RECORDS SUPPLIED |
-=-=-

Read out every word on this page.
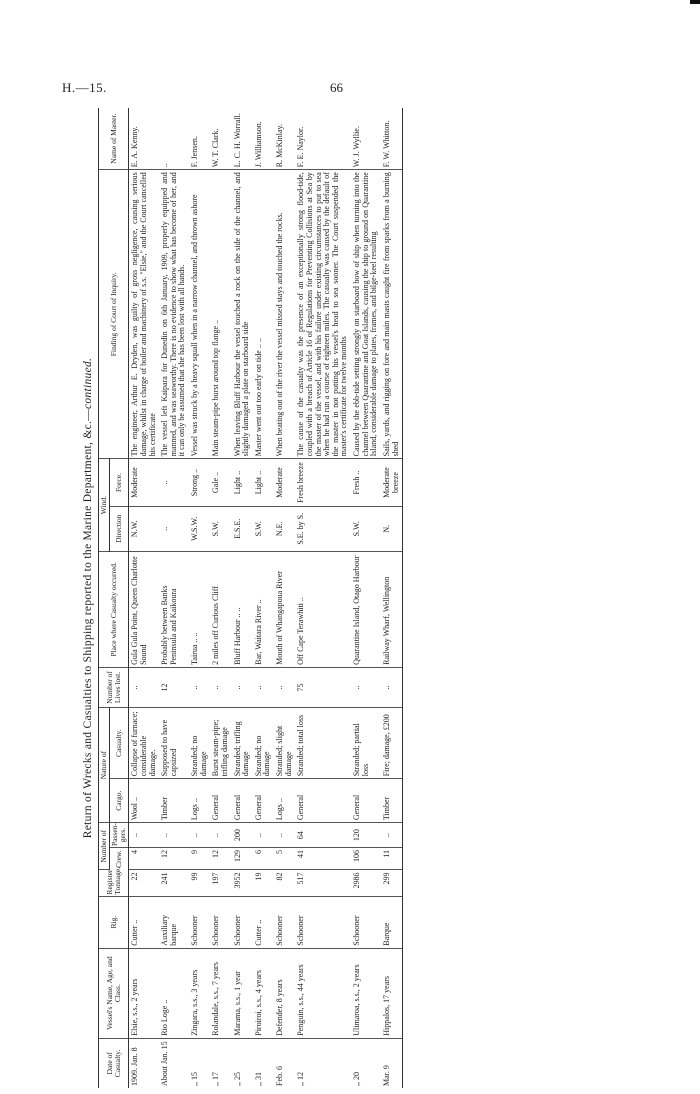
H.—15.	66
Return of Wrecks and Casualties to Shipping reported to the Marine Department, &c.—continued.
Date of Casualty.	Vessel's Name, Age, and Class.	Rig.	Register Tonnage.	Number of		Nature of		Number of Lives lost.	Place where Casualty occurred.	Wind.		Finding of Court of Inquiry.	Name of Master.
				Crew.	Passen- gers.	Cargo.	Casualty.			Direction	Force.		
1909. Jan. 8	Elsie, s.s., 2 years	Cutter ..	22	4	..	Wool ..	Collapse of furnace; considerable damage.	..	Gula Gula Point, Queen Charlotte Sound	N.W.	Moderate	The engineer, Arthur E. Dryden, was guilty of gross negligence, causing serious damage, whilst in charge of boiler and machinery of s.s. "Elsie," and the Court cancelled his certificate	E. A. Kenny.
About Jan. 15	Rio Loge ..	Auxiliary barque	241	12	..	Timber	Supposed to have capsized	12	Probably between Banks Peninsula and Kaikoura	..	..	The vessel left Kaipara for Dunedin on 6th January, 1909, properly equipped and manned, and was seaworthy. There is no evidence to show what has become of her, and it can only be assumed that she has been lost with all hands.	..
,, 15	Zingara, s.s., 3 years	Schooner	99	9	..	Logs ..	Stranded; no damage	..	Tairua .. ..	W.S.W.	Strong ..	Vessel was struck by a heavy squall when in a narrow channel, and thrown ashore	F. Jensen.
,, 17	Rolandale, s.s., 7 years	Schooner	197	12	..	General	Burst steam-pipe; trifling damage	..	2 miles off Curious Cliff	S.W.	Gale ..	Main steam-pipe burst around top flange ..	W. T. Clark.
,, 25	Marama, s.s., 1 year	Schooner	3952	129	200	General	Stranded; trifling damage	..	Bluff Harbour .. ..	E.S.E.	Light ..	When leaving Bluff Harbour the vessel touched a rock on the side of the channel, and slightly damaged a plate on starboard side	L. C. H. Worrall.
,, 31	Piroiroi, s.s., 4 years	Cutter ..	19	6	..	General	Stranded; no damage	..	Bar, Waitara River ..	S.W.	Light ..	Master went out too early on tide .. ..	J. Williamson.
Feb. 6	Defender, 8 years	Schooner	82	5	..	Logs ..	Stranded; slight damage	..	Mouth of Whangapoua River	N.E.	Moderate	When beating out of the river the vessel missed stays and touched the rocks.	R. McKinlay.
,, 12	Penguin, s.s., 44 years	Schooner	517	41	64	General	Stranded; total loss	75	Off Cape Terawhiti ..	S.E. by S.	Fresh breeze	The cause of the casualty was the presence of an exceptionally strong flood-tide, coupled with a breach of Article 16 of Regulations for Preventing Collisions at Sea by the master of the vessel, and with his failure under existing circumstances to put to sea when he had run a course of eighteen miles. The casualty was caused by the default of the master in not putting his vessel's head to sea sooner. The Court suspended the master's certificate for twelve months	F. E. Naylor.
,, 20	Ulimaroa, s.s., 2 years	Schooner	2986	106	120	General	Stranded; partial loss	..	Quarantine Island, Otago Harbour	S.W.	Fresh ..	Caused by the ebb-tide setting strongly on starboard bow of ship when turning into the channel between Quarantine and Goat Islands, causing the ship to ground on Quarantine Island, considerable damage to plates, frames, and bilge-keel resulting	W. J. Wyllie.
Mar. 9	Hippalos, 17 years	Barque	299	11	..	Timber	Fire; damage, £200	..	Railway Wharf, Wellington	N.	Moderate breeze	Sails, yards, and rigging on fore and main masts caught fire from sparks from a burning shed	F. W. Whitton.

-=-=-

SET TASK |
Reproduce every record above exactly, but leave out the pictures.

SOLUTION BELOW |
Read out every word on this page.
H.—15.	66
Return of Wrecks and Casualties to Shipping reported to the Marine Department, &c.—continued.
Date of Casualty.	Vessel's Name, Age, and Class.	Rig.	Register Tonnage.	Number of		Nature of		Number of Lives lost.	Place where Casualty occurred.	Wind.		Finding of Court of Inquiry.	Name of Master.
				Crew.	Passen- gers.	Cargo.	Casualty.			Direction	Force.		
1909. Jan. 8	Elsie, s.s., 2 years	Cutter ..	22	4	..	Wool ..	Collapse of furnace; considerable damage.	..	Gula Gula Point, Queen Charlotte Sound	N.W.	Moderate	The engineer, Arthur E. Dryden, was guilty of gross negligence, causing serious damage, whilst in charge of boiler and machinery of s.s. "Elsie," and the Court cancelled his certificate	E. A. Kenny.
About Jan. 15	Rio Loge ..	Auxiliary barque	241	12	..	Timber	Supposed to have capsized	12	Probably between Banks Peninsula and Kaikoura	..	..	The vessel left Kaipara for Dunedin on 6th January, 1909, properly equipped and manned, and was seaworthy. There is no evidence to show what has become of her, and it can only be assumed that she has been lost with all hands.	..
,, 15	Zingara, s.s., 3 years	Schooner	99	9	..	Logs ..	Stranded; no damage	..	Tairua .. ..	W.S.W.	Strong ..	Vessel was struck by a heavy squall when in a narrow channel, and thrown ashore	F. Jensen.
,, 17	Rolandale, s.s., 7 years	Schooner	197	12	..	General	Burst steam-pipe; trifling damage	..	2 miles off Curious Cliff	S.W.	Gale ..	Main steam-pipe burst around top flange ..	W. T. Clark.
,, 25	Marama, s.s., 1 year	Schooner	3952	129	200	General	Stranded; trifling damage	..	Bluff Harbour .. ..	E.S.E.	Light ..	When leaving Bluff Harbour the vessel touched a rock on the side of the channel, and slightly damaged a plate on starboard side	L. C. H. Worrall.
,, 31	Piroiroi, s.s., 4 years	Cutter ..	19	6	..	General	Stranded; no damage	..	Bar, Waitara River ..	S.W.	Light ..	Master went out too early on tide .. ..	J. Williamson.
Feb. 6	Defender, 8 years	Schooner	82	5	..	Logs ..	Stranded; slight damage	..	Mouth of Whangapoua River	N.E.	Moderate	When beating out of the river the vessel missed stays and touched the rocks.	R. McKinlay.
,, 12	Penguin, s.s., 44 years	Schooner	517	41	64	General	Stranded; total loss	75	Off Cape Terawhiti ..	S.E. by S.	Fresh breeze	The cause of the casualty was the presence of an exceptionally strong flood-tide, coupled with a breach of Article 16 of Regulations for Preventing Collisions at Sea by the master of the vessel, and with his failure under existing circumstances to put to sea when he had run a course of eighteen miles. The casualty was caused by the default of the master in not putting his vessel's head to sea sooner. The Court suspended the master's certificate for twelve months	F. E. Naylor.
,, 20	Ulimaroa, s.s., 2 years	Schooner	2986	106	120	General	Stranded; partial loss	..	Quarantine Island, Otago Harbour	S.W.	Fresh ..	Caused by the ebb-tide setting strongly on starboard bow of ship when turning into the channel between Quarantine and Goat Islands, causing the ship to ground on Quarantine Island, considerable damage to plates, frames, and bilge-keel resulting	W. J. Wyllie.
Mar. 9	Hippalos, 17 years	Barque	299	11	..	Timber	Fire; damage, £200	..	Railway Wharf, Wellington	N.	Moderate breeze	Sails, yards, and rigging on fore and main masts caught fire from sparks from a burning shed	F. W. Whitton.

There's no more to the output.